Directions for this task: For each line of the data that includes the word "optn", copy the line.
---+---
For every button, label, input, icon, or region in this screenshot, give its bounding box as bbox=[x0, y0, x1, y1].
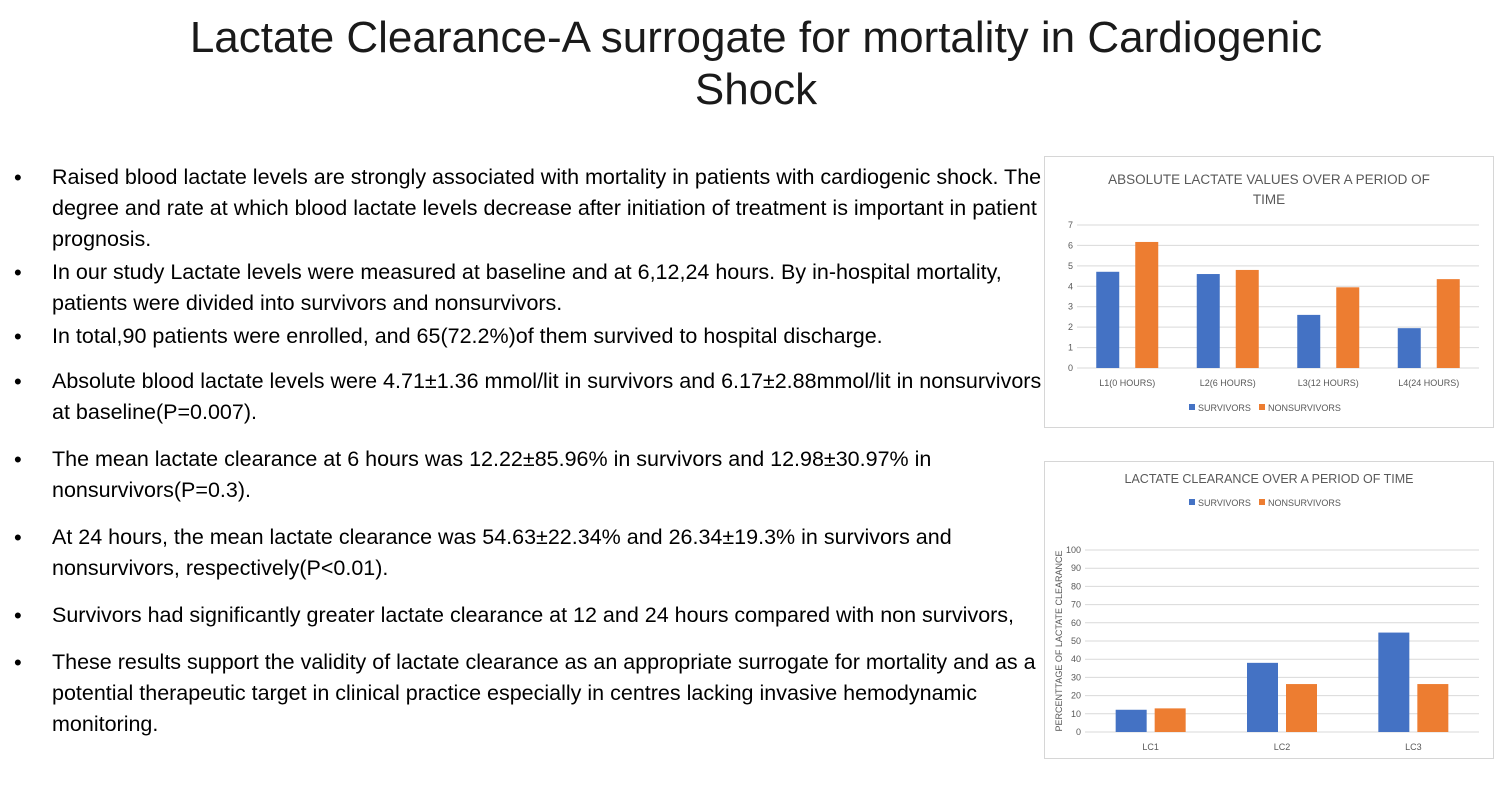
y-tick-label: 30 bbox=[1071, 672, 1081, 682]
bar-nonsurvivors bbox=[1135, 241, 1159, 368]
chart-title: LACTATE CLEARANCE OVER A PERIOD OF TIME bbox=[1125, 472, 1414, 486]
bar-nonsurvivors bbox=[1235, 269, 1259, 368]
x-tick-label: L4(24 HOURS) bbox=[1398, 378, 1459, 388]
slide-title: Lactate Clearance-A surrogate for mortal… bbox=[0, 12, 1512, 116]
y-tick-label: 100 bbox=[1066, 545, 1081, 555]
legend-swatch bbox=[1259, 499, 1265, 505]
bullet-item: The mean lactate clearance at 6 hours wa… bbox=[14, 444, 1054, 506]
y-tick-label: 3 bbox=[1068, 302, 1073, 312]
y-tick-label: 60 bbox=[1071, 618, 1081, 628]
bar-survivors bbox=[1115, 709, 1147, 732]
x-tick-label: LC1 bbox=[1142, 742, 1159, 752]
chart-title: ABSOLUTE LACTATE VALUES OVER A PERIOD OF bbox=[1108, 172, 1430, 187]
legend-swatch bbox=[1189, 404, 1195, 410]
bar-survivors bbox=[1247, 662, 1278, 732]
lactate-clearance-chart: LACTATE CLEARANCE OVER A PERIOD OF TIME 0… bbox=[1044, 461, 1494, 759]
chart-title: TIME bbox=[1253, 192, 1285, 207]
y-tick-label: 1 bbox=[1068, 343, 1073, 353]
bullet-list: Raised blood lactate levels are strongly… bbox=[14, 162, 1054, 740]
absolute-lactate-chart: ABSOLUTE LACTATE VALUES OVER A PERIOD OF… bbox=[1044, 156, 1494, 428]
y-tick-label: 0 bbox=[1068, 363, 1073, 373]
y-tick-label: 90 bbox=[1071, 563, 1081, 573]
bar-survivors bbox=[1378, 632, 1410, 732]
bullet-item: In our study Lactate levels were measure… bbox=[14, 257, 1054, 319]
legend-label: SURVIVORS bbox=[1198, 403, 1251, 413]
y-tick-label: 80 bbox=[1071, 581, 1081, 591]
bullet-item: At 24 hours, the mean lactate clearance … bbox=[14, 522, 1054, 584]
x-tick-label: LC2 bbox=[1274, 742, 1291, 752]
bar-survivors bbox=[1096, 271, 1120, 368]
y-tick-label: 4 bbox=[1068, 281, 1073, 291]
y-tick-label: 2 bbox=[1068, 322, 1073, 332]
bar-nonsurvivors bbox=[1336, 287, 1360, 368]
bullet-item: These results support the validity of la… bbox=[14, 647, 1054, 740]
bullet-item: Raised blood lactate levels are strongly… bbox=[14, 162, 1054, 255]
y-tick-label: 7 bbox=[1068, 220, 1073, 230]
x-tick-label: L2(6 HOURS) bbox=[1200, 378, 1256, 388]
x-tick-label: L3(12 HOURS) bbox=[1298, 378, 1359, 388]
bullet-item: Survivors had significantly greater lact… bbox=[14, 600, 1054, 631]
y-tick-label: 5 bbox=[1068, 261, 1073, 271]
bar-nonsurvivors bbox=[1154, 708, 1186, 732]
legend-label: NONSURVIVORS bbox=[1268, 498, 1341, 508]
y-tick-label: 10 bbox=[1071, 709, 1081, 719]
bar-survivors bbox=[1297, 314, 1321, 368]
y-axis-label: PERCENTTAGE OF LACTATE CLEARANCE bbox=[1054, 550, 1064, 731]
bullet-item: In total,90 patients were enrolled, and … bbox=[14, 321, 1054, 352]
bar-nonsurvivors bbox=[1436, 279, 1460, 368]
bar-survivors bbox=[1397, 328, 1421, 368]
slide-title-line2: Shock bbox=[694, 65, 818, 114]
lactate-clearance-chart-svg: LACTATE CLEARANCE OVER A PERIOD OF TIME 0… bbox=[1054, 472, 1479, 752]
y-tick-label: 40 bbox=[1071, 654, 1081, 664]
absolute-lactate-chart-svg: ABSOLUTE LACTATE VALUES OVER A PERIOD OF… bbox=[1068, 172, 1479, 413]
legend-label: NONSURVIVORS bbox=[1268, 403, 1341, 413]
legend-swatch bbox=[1259, 404, 1265, 410]
y-tick-label: 50 bbox=[1071, 636, 1081, 646]
y-tick-label: 0 bbox=[1076, 727, 1081, 737]
legend-swatch bbox=[1189, 499, 1195, 505]
slide-title-line1: Lactate Clearance-A surrogate for mortal… bbox=[189, 13, 1323, 62]
legend-label: SURVIVORS bbox=[1198, 498, 1251, 508]
x-tick-label: L1(0 HOURS) bbox=[1099, 378, 1155, 388]
bar-nonsurvivors bbox=[1286, 684, 1317, 732]
bar-survivors bbox=[1196, 274, 1220, 368]
y-tick-label: 6 bbox=[1068, 240, 1073, 250]
bullet-item: Absolute blood lactate levels were 4.71±… bbox=[14, 366, 1054, 428]
x-tick-label: LC3 bbox=[1405, 742, 1422, 752]
y-tick-label: 20 bbox=[1071, 691, 1081, 701]
bar-nonsurvivors bbox=[1417, 684, 1449, 732]
y-tick-label: 70 bbox=[1071, 600, 1081, 610]
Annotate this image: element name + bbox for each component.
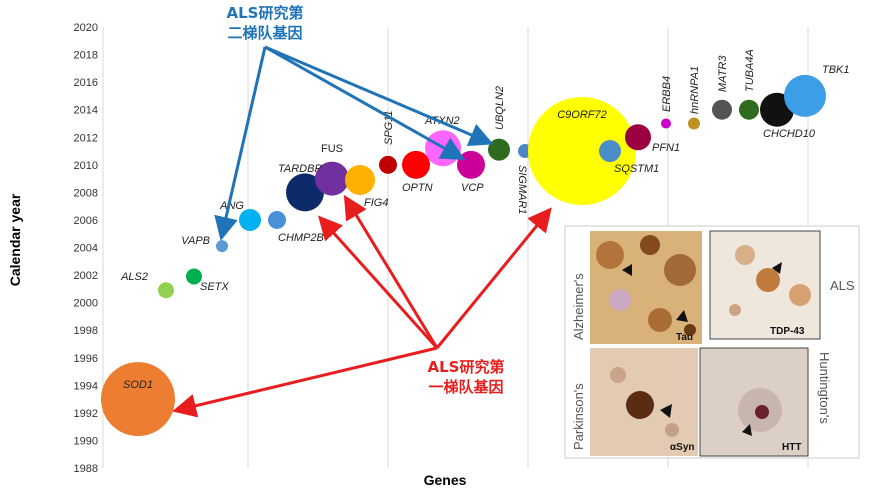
y-tick-label: 2008 — [74, 187, 98, 199]
gene-label-tardbp: TARDBP — [278, 163, 322, 175]
gene-label-chmp2b: CHMP2B — [278, 232, 324, 244]
y-tick-label: 2014 — [74, 105, 98, 117]
bubble-ubqln2 — [488, 138, 510, 161]
y-tick-label: 2018 — [74, 50, 98, 62]
gene-label-sod1: SOD1 — [123, 379, 153, 391]
x-axis-title: Genes — [424, 472, 467, 488]
htt-stain-label: HTT — [782, 442, 801, 453]
bubble-vapb — [216, 240, 228, 253]
gene-label-tuba4a: TUBA4A — [744, 49, 756, 92]
gene-label-pfn1: PFN1 — [652, 142, 680, 154]
bubble-fus — [315, 161, 349, 196]
y-tick-label: 1990 — [74, 435, 98, 447]
gene-label-hnrnpa1: hnRNPA1 — [689, 66, 701, 114]
y-tick-label: 1996 — [74, 353, 98, 365]
gene-label-vcp: VCP — [461, 182, 484, 194]
bubble-matr3 — [712, 99, 732, 120]
gene-label-ubqln2: UBQLN2 — [494, 86, 506, 130]
y-axis-title: Calendar year — [7, 193, 23, 286]
gene-label-c9orf72: C9ORF72 — [557, 109, 607, 121]
bubble-tuba4a — [739, 99, 759, 120]
huntingtons-panel-label: Huntington's — [817, 352, 832, 424]
bubble-hnrnpa1 — [688, 117, 700, 130]
gene-label-ang: ANG — [219, 200, 244, 212]
y-axis: 1988 1990 1992 1994 1996 1998 2000 2002 2004 2006… — [74, 22, 98, 475]
first-tier-annotation-line2: 一梯队基因 — [428, 378, 503, 396]
gene-label-als2: ALS2 — [120, 271, 148, 283]
y-tick-label: 2004 — [74, 243, 98, 255]
gene-label-erbb4: ERBB4 — [661, 76, 673, 112]
neuropathology-inset: Tau TDP-43 ALS Alzheimer's αSyn Parkinso… — [564, 225, 860, 459]
y-tick-label: 2006 — [74, 215, 98, 227]
second-tier-annotation-line2: 二梯队基因 — [227, 24, 302, 42]
bubble-sod1 — [101, 362, 175, 437]
gene-label-fus: FUS — [321, 143, 343, 155]
huntingtons-micrograph: HTT — [699, 347, 809, 457]
y-tick-label: 2020 — [74, 22, 98, 34]
tau-stain-label: Tau — [676, 332, 693, 343]
y-tick-label: 1988 — [74, 463, 98, 475]
als-micrograph: TDP-43 — [709, 230, 821, 340]
y-tick-label: 1992 — [74, 408, 98, 420]
parkinsons-micrograph: αSyn — [590, 348, 698, 456]
bubble-ang — [239, 208, 261, 231]
bubble-tardbp — [286, 173, 324, 212]
y-tick-label: 2010 — [74, 160, 98, 172]
gene-label-fig4: FIG4 — [364, 197, 388, 209]
alzheimers-panel-label: Alzheimer's — [571, 273, 586, 340]
y-tick-label: 1998 — [74, 325, 98, 337]
gene-label-setx: SETX — [200, 281, 229, 293]
second-tier-arrows — [214, 45, 494, 241]
y-tick-label: 2012 — [74, 132, 98, 144]
y-tick-label: 2016 — [74, 77, 98, 89]
asyn-stain-label: αSyn — [670, 442, 695, 453]
bubble-setx — [186, 268, 202, 285]
gene-label-optn: OPTN — [402, 182, 433, 194]
y-tick-label: 2000 — [74, 298, 98, 310]
first-tier-arrows — [172, 194, 552, 418]
gene-label-vapb: VAPB — [181, 235, 210, 247]
als-panel-label: ALS — [830, 278, 855, 293]
gene-label-tbk1: TBK1 — [822, 64, 850, 76]
second-tier-annotation-line1: ALS研究第 — [227, 4, 304, 22]
bubble-spg11 — [379, 155, 397, 174]
y-tick-label: 2002 — [74, 270, 98, 282]
bubble-vcp — [457, 150, 485, 179]
gene-label-layer: SOD1ALS2SETXVAPBANGCHMP2BTARDBPFUSFIG4SP… — [120, 49, 849, 391]
bubble-sqstm1 — [599, 140, 621, 163]
first-tier-annotation-line1: ALS研究第 — [428, 358, 505, 376]
gene-label-matr3: MATR3 — [717, 55, 729, 92]
gene-label-sigmar1: SIGMAR1 — [516, 165, 528, 215]
bubble-c9orf72 — [528, 97, 636, 206]
bubble-fig4 — [345, 164, 375, 195]
bubble-chmp2b — [268, 210, 286, 229]
gene-label-chchd10: CHCHD10 — [763, 128, 816, 140]
bubble-optn — [402, 150, 430, 179]
tdp43-stain-label: TDP-43 — [770, 326, 805, 337]
bubble-als2 — [158, 282, 174, 299]
bubble-pfn1 — [625, 124, 651, 151]
alzheimers-micrograph: Tau — [590, 231, 702, 344]
gene-label-sqstm1: SQSTM1 — [614, 163, 659, 175]
bubble-tbk1 — [784, 74, 826, 117]
y-tick-label: 1994 — [74, 380, 98, 392]
bubble-erbb4 — [661, 118, 671, 129]
parkinsons-panel-label: Parkinson's — [571, 383, 586, 450]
---+---
Written answer:
gene-label-optn: OPTN — [402, 182, 433, 194]
bubble-optn — [402, 150, 430, 179]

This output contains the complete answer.